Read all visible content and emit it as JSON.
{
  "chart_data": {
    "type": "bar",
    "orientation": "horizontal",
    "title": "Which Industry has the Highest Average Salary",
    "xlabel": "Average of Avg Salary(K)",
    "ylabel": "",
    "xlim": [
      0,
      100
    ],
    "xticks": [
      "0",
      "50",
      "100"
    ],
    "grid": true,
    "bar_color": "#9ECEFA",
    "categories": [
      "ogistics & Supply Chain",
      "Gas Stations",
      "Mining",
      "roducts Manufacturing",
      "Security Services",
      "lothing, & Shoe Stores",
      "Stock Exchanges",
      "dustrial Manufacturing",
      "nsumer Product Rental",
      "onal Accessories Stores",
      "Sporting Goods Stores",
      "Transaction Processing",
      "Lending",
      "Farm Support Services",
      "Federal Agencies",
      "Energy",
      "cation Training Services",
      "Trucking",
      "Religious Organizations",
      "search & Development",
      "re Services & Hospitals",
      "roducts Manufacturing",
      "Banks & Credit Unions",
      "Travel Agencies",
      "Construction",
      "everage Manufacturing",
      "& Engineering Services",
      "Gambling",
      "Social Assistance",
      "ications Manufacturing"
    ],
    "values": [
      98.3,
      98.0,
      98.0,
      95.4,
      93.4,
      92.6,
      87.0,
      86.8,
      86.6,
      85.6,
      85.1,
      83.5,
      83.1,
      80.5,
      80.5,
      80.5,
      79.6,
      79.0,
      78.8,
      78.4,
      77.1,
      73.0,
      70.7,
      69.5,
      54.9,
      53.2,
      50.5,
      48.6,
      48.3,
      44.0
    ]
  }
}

▸ WRITTEN INSTRUCTION
Nothing may be left out: return each entry exactly as it reads.

▸ EXERCISE ANSWER
Read all visible content and emit it as JSON.
{
  "chart_data": {
    "type": "bar",
    "orientation": "horizontal",
    "title": "Which Industry has the Highest Average Salary",
    "xlabel": "Average of Avg Salary(K)",
    "ylabel": "",
    "xlim": [
      0,
      100
    ],
    "xticks": [
      "0",
      "50",
      "100"
    ],
    "grid": true,
    "bar_color": "#9ECEFA",
    "categories": [
      "ogistics & Supply Chain",
      "Gas Stations",
      "Mining",
      "roducts Manufacturing",
      "Security Services",
      "lothing, & Shoe Stores",
      "Stock Exchanges",
      "dustrial Manufacturing",
      "nsumer Product Rental",
      "onal Accessories Stores",
      "Sporting Goods Stores",
      "Transaction Processing",
      "Lending",
      "Farm Support Services",
      "Federal Agencies",
      "Energy",
      "cation Training Services",
      "Trucking",
      "Religious Organizations",
      "search & Development",
      "re Services & Hospitals",
      "roducts Manufacturing",
      "Banks & Credit Unions",
      "Travel Agencies",
      "Construction",
      "everage Manufacturing",
      "& Engineering Services",
      "Gambling",
      "Social Assistance",
      "ications Manufacturing"
    ],
    "values": [
      98.3,
      98.0,
      98.0,
      95.4,
      93.4,
      92.6,
      87.0,
      86.8,
      86.6,
      85.6,
      85.1,
      83.5,
      83.1,
      80.5,
      80.5,
      80.5,
      79.6,
      79.0,
      78.8,
      78.4,
      77.1,
      73.0,
      70.7,
      69.5,
      54.9,
      53.2,
      50.5,
      48.6,
      48.3,
      44.0
    ]
  }
}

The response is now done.